**Task brief:** Copy each line exactly. Leave nothing out.

[begin Extracted records]

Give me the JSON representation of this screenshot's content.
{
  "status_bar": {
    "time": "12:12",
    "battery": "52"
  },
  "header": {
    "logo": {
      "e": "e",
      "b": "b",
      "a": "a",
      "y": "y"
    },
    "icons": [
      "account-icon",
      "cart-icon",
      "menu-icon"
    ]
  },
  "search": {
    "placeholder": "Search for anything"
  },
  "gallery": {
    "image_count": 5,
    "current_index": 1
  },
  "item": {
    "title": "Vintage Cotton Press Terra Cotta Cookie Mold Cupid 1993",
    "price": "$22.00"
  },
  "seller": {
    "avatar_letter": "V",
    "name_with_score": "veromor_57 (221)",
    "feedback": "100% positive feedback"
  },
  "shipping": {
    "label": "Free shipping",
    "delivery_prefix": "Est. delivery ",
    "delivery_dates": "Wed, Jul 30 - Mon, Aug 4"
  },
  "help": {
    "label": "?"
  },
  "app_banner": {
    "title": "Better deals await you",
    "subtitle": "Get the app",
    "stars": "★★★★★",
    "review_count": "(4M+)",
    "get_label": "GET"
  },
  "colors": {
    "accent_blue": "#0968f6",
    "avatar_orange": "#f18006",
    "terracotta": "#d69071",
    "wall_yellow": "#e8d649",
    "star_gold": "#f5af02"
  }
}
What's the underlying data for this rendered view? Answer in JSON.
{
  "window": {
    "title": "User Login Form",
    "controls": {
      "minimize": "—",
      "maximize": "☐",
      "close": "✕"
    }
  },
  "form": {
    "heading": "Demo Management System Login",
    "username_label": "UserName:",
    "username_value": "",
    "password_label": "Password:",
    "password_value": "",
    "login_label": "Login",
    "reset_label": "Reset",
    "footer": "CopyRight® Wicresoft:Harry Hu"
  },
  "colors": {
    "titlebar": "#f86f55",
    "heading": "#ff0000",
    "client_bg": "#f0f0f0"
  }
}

[end Extracted records]

**Result:**
Give me the JSON representation of this screenshot's content.
{
  "status_bar": {
    "time": "12:12",
    "battery": "52"
  },
  "header": {
    "logo": {
      "e": "e",
      "b": "b",
      "a": "a",
      "y": "y"
    },
    "icons": [
      "account-icon",
      "cart-icon",
      "menu-icon"
    ]
  },
  "search": {
    "placeholder": "Search for anything"
  },
  "gallery": {
    "image_count": 5,
    "current_index": 1
  },
  "item": {
    "title": "Vintage Cotton Press Terra Cotta Cookie Mold Cupid 1993",
    "price": "$22.00"
  },
  "seller": {
    "avatar_letter": "V",
    "name_with_score": "veromor_57 (221)",
    "feedback": "100% positive feedback"
  },
  "shipping": {
    "label": "Free shipping",
    "delivery_prefix": "Est. delivery ",
    "delivery_dates": "Wed, Jul 30 - Mon, Aug 4"
  },
  "help": {
    "label": "?"
  },
  "app_banner": {
    "title": "Better deals await you",
    "subtitle": "Get the app",
    "stars": "★★★★★",
    "review_count": "(4M+)",
    "get_label": "GET"
  },
  "colors": {
    "accent_blue": "#0968f6",
    "avatar_orange": "#f18006",
    "terracotta": "#d69071",
    "wall_yellow": "#e8d649",
    "star_gold": "#f5af02"
  }
}
What's the underlying data for this rendered view? Answer in JSON.
{
  "window": {
    "title": "User Login Form",
    "controls": {
      "minimize": "—",
      "maximize": "☐",
      "close": "✕"
    }
  },
  "form": {
    "heading": "Demo Management System Login",
    "username_label": "UserName:",
    "username_value": "",
    "password_label": "Password:",
    "password_value": "",
    "login_label": "Login",
    "reset_label": "Reset",
    "footer": "CopyRight® Wicresoft:Harry Hu"
  },
  "colors": {
    "titlebar": "#f86f55",
    "heading": "#ff0000",
    "client_bg": "#f0f0f0"
  }
}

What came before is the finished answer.